[DIRECTIONS FOR THIS TASK]
Using the records below, please work out how many lines contain "khảo"; answer with the number alone.

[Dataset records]
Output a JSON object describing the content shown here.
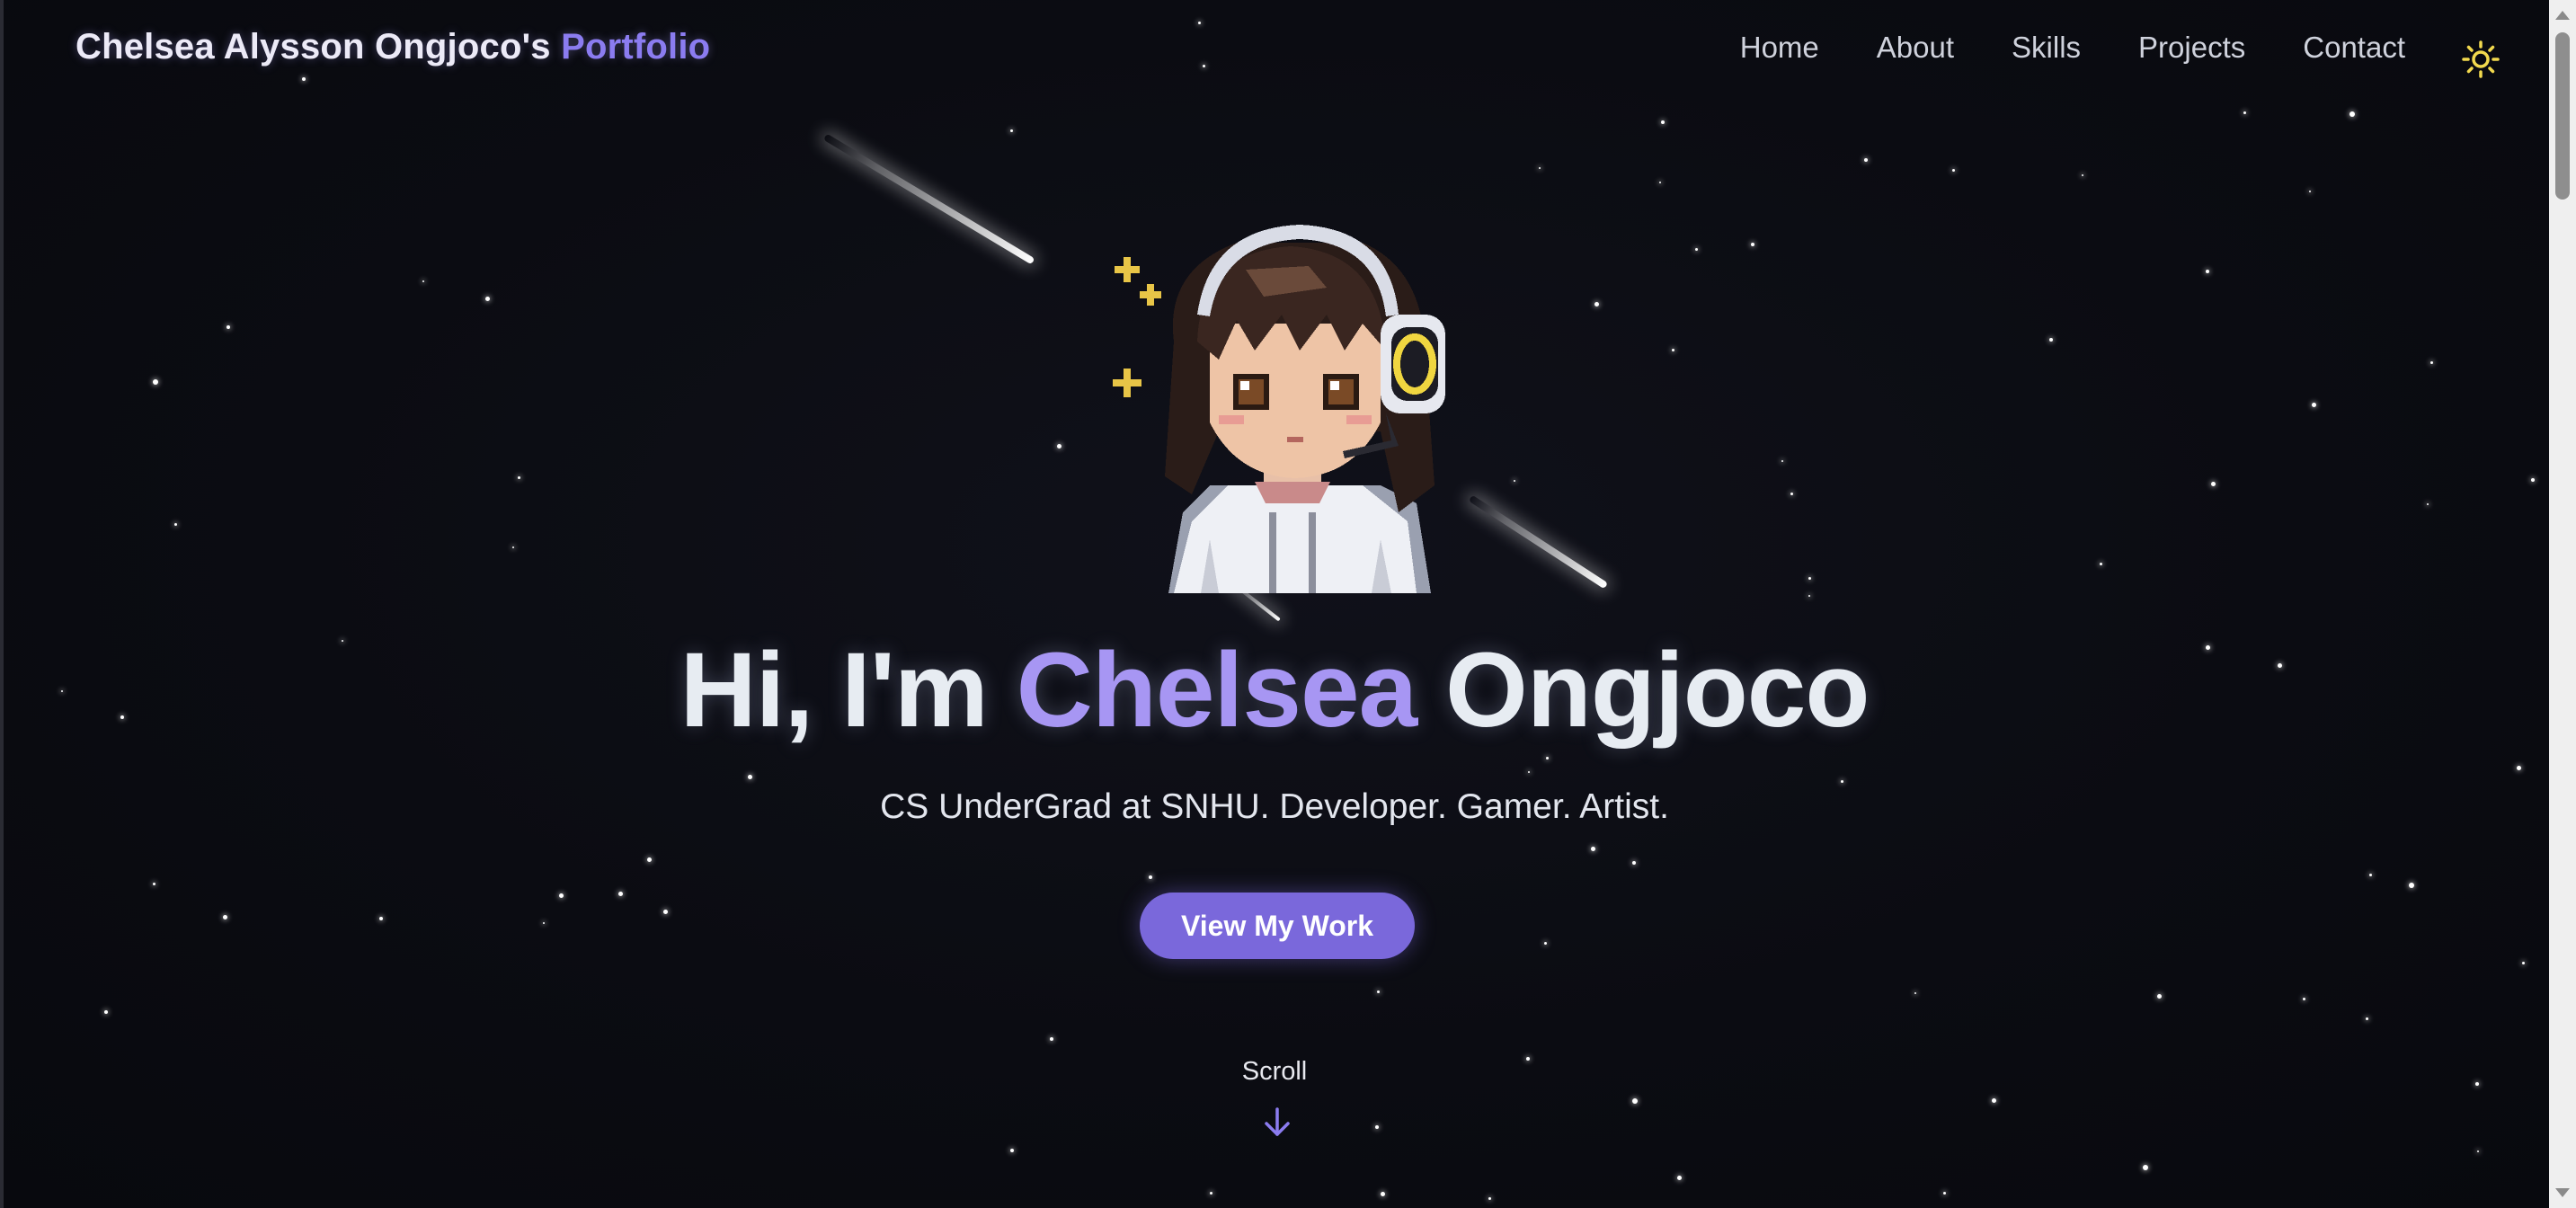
{
  "header": {
    "brand_prefix": "Chelsea Alysson Ongjoco's",
    "brand_accent": "Portfolio",
    "nav": [
      "Home",
      "About",
      "Skills",
      "Projects",
      "Contact"
    ]
  },
  "hero": {
    "greeting": "Hi, I'm",
    "first_name": "Chelsea",
    "last_name": "Ongjoco",
    "subtitle": "CS UnderGrad at SNHU. Developer. Gamer. Artist.",
    "cta_label": "View My Work",
    "scroll_label": "Scroll"
  },
  "icons": {
    "theme_toggle": "sun-icon",
    "scroll_indicator": "arrow-down-icon",
    "avatar": "pixel-art-avatar-with-headphones"
  },
  "colors": {
    "background": "#0b0c12",
    "accent": "#8b7cf0",
    "accent_light": "#a796f3",
    "button": "#7a68db",
    "sun": "#f2d94e"
  }
}
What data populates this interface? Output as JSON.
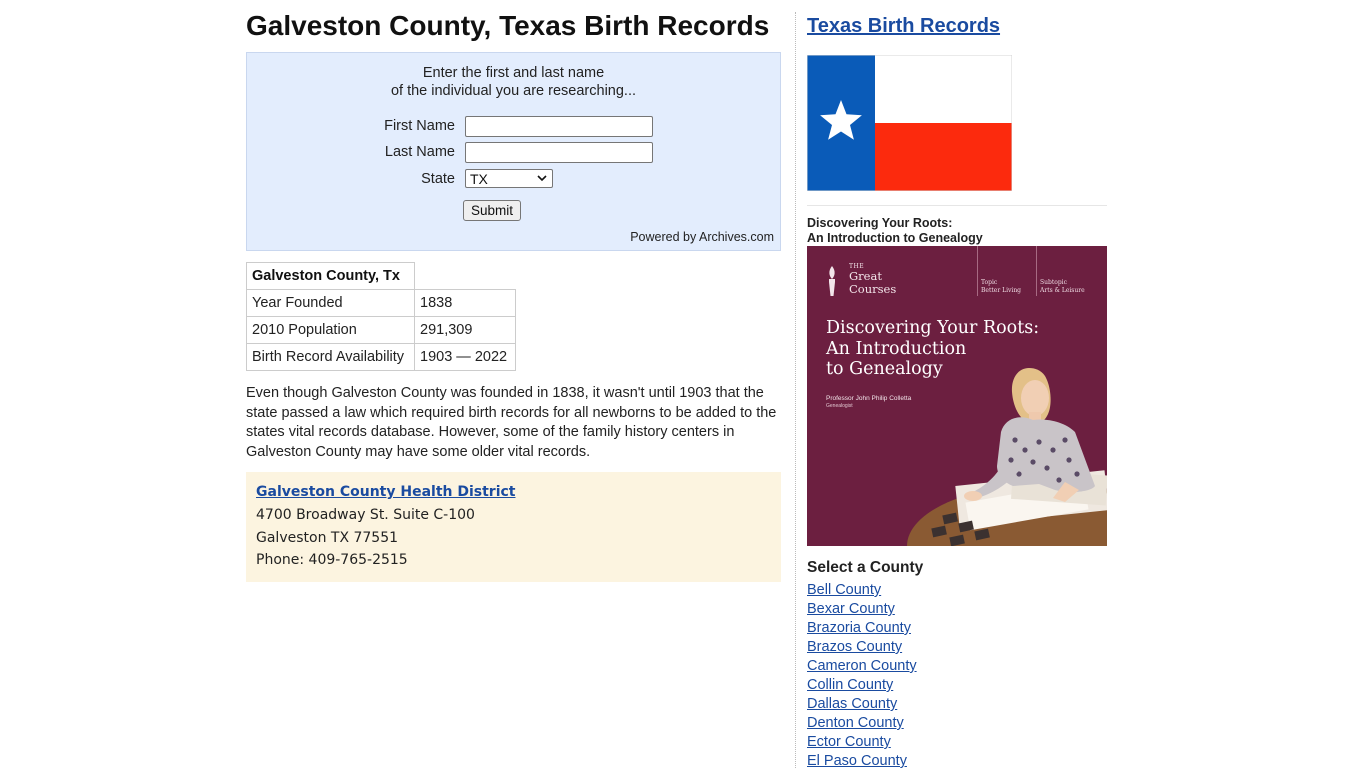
{
  "main": {
    "title": "Galveston County, Texas Birth Records",
    "search": {
      "intro_line1": "Enter the first and last name",
      "intro_line2": "of the individual you are researching...",
      "first_name_label": "First Name",
      "first_name_value": "",
      "last_name_label": "Last Name",
      "last_name_value": "",
      "state_label": "State",
      "state_selected": "TX",
      "submit_label": "Submit",
      "powered_by": "Powered by Archives.com"
    },
    "facts": {
      "header": "Galveston County, Tx",
      "rows": [
        {
          "label": "Year Founded",
          "value": "1838"
        },
        {
          "label": "2010 Population",
          "value": "291,309"
        },
        {
          "label": "Birth Record Availability",
          "value": "1903 — 2022"
        }
      ]
    },
    "paragraph": "Even though Galveston County was founded in 1838, it wasn't until 1903 that the state passed a law which required birth records for all newborns to be added to the states vital records database. However, some of the family history centers in Galveston County may have some older vital records.",
    "office": {
      "name": "Galveston County Health District",
      "address_line1": "4700 Broadway St. Suite C-100",
      "address_line2": "Galveston TX 77551",
      "phone": "Phone: 409-765-2515"
    }
  },
  "sidebar": {
    "title": "Texas Birth Records",
    "flag_colors": {
      "blue": "#0a5bb8",
      "white": "#ffffff",
      "red": "#fc2a0d"
    },
    "book": {
      "caption_line1": "Discovering Your Roots:",
      "caption_line2": "An Introduction to Genealogy",
      "cover_brand_small": "THE",
      "cover_brand_line1": "Great",
      "cover_brand_line2": "Courses",
      "cover_topic_label": "Topic",
      "cover_topic": "Better Living",
      "cover_subtopic_label": "Subtopic",
      "cover_subtopic": "Arts & Leisure",
      "cover_title_line1": "Discovering Your Roots:",
      "cover_title_line2": "An Introduction",
      "cover_title_line3": "to Genealogy",
      "cover_professor": "Professor John Philip Colletta",
      "cover_role": "Genealogist"
    },
    "county_heading": "Select a County",
    "counties": [
      "Bell County",
      "Bexar County",
      "Brazoria County",
      "Brazos County",
      "Cameron County",
      "Collin County",
      "Dallas County",
      "Denton County",
      "Ector County",
      "El Paso County"
    ]
  }
}
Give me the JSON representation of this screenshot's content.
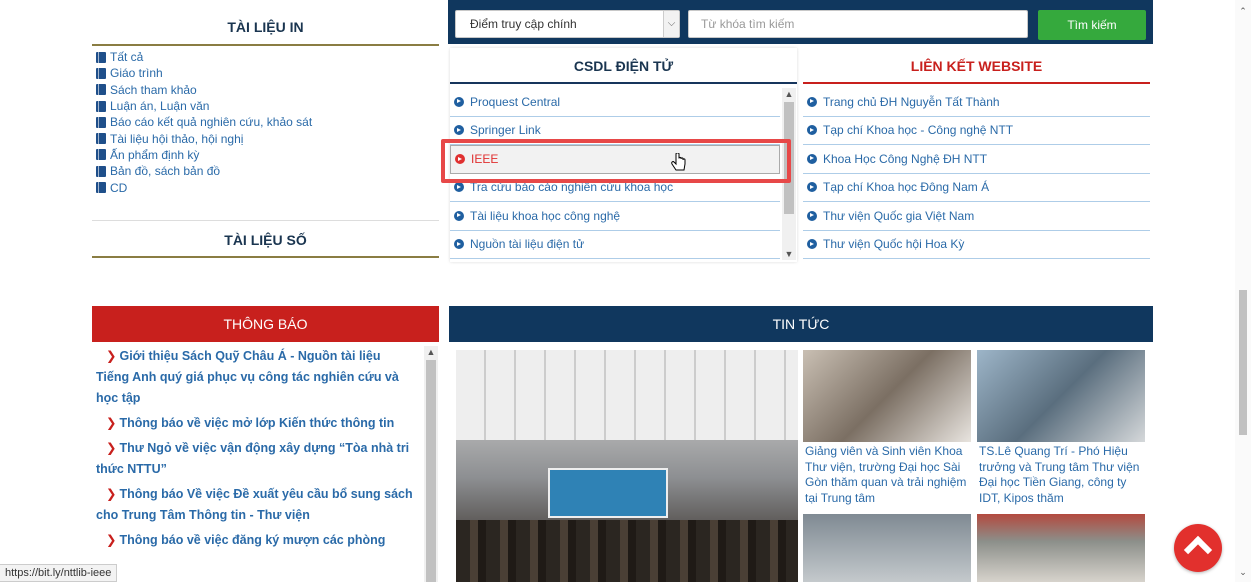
{
  "print_docs": {
    "title": "TÀI LIỆU IN",
    "items": [
      "Tất cả",
      "Giáo trình",
      "Sách tham khảo",
      "Luận án, Luận văn",
      "Báo cáo kết quả nghiên cứu, khảo sát",
      "Tài liệu hội thảo, hội nghị",
      "Ấn phẩm định kỳ",
      "Bản đồ, sách bản đồ",
      "CD"
    ]
  },
  "digital_docs": {
    "title": "TÀI LIỆU SỐ"
  },
  "search": {
    "scope_selected": "Điểm truy cập chính",
    "keyword_placeholder": "Từ khóa tìm kiếm",
    "button_label": "Tìm kiếm"
  },
  "csdl": {
    "title": "CSDL ĐIỆN TỬ",
    "items": [
      "Proquest Central",
      "Springer Link",
      "IEEE",
      "Tra cứu báo cáo nghiên cứu khoa học",
      "Tài liệu khoa học công nghệ",
      "Nguồn tài liệu điện tử"
    ],
    "highlighted": "IEEE"
  },
  "links": {
    "title": "LIÊN KẾT WEBSITE",
    "items": [
      "Trang chủ ĐH Nguyễn Tất Thành",
      "Tạp chí Khoa học - Công nghệ NTT",
      "Khoa Học Công Nghệ ĐH NTT",
      "Tạp chí Khoa học Đông Nam Á",
      "Thư viện Quốc gia Việt Nam",
      "Thư viện Quốc hội Hoa Kỳ"
    ]
  },
  "notices": {
    "title": "THÔNG BÁO",
    "items": [
      "Giới thiệu Sách Quỹ Châu Á - Nguồn tài liệu Tiếng Anh quý giá phục vụ công tác nghiên cứu và học tập",
      "Thông báo về việc mở lớp Kiến thức thông tin",
      "Thư Ngỏ về việc vận động xây dựng “Tòa nhà tri thức NTTU”",
      "Thông báo Về việc Đề xuất yêu cầu bổ sung sách cho Trung Tâm Thông tin - Thư viện",
      "Thông báo về việc đăng ký mượn các phòng"
    ]
  },
  "news": {
    "title": "TIN TỨC",
    "captions": [
      "Giảng viên và Sinh viên Khoa Thư viện, trường Đại học Sài Gòn thăm quan và trải nghiệm tại Trung tâm",
      "TS.Lê Quang Trí - Phó Hiệu trưởng và Trung tâm Thư viện Đại học Tiền Giang, công ty IDT, Kipos thăm"
    ]
  },
  "status_url": "https://bit.ly/nttlib-ieee",
  "colors": {
    "navy": "#10375e",
    "red": "#c8201d",
    "green": "#35a93d",
    "link": "#2a6aa8"
  },
  "icons": [
    "book-icon",
    "arrow-circle-icon",
    "chevron-right-icon",
    "hand-cursor-icon",
    "back-to-top-icon"
  ]
}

[RIGHT ANSWER]
2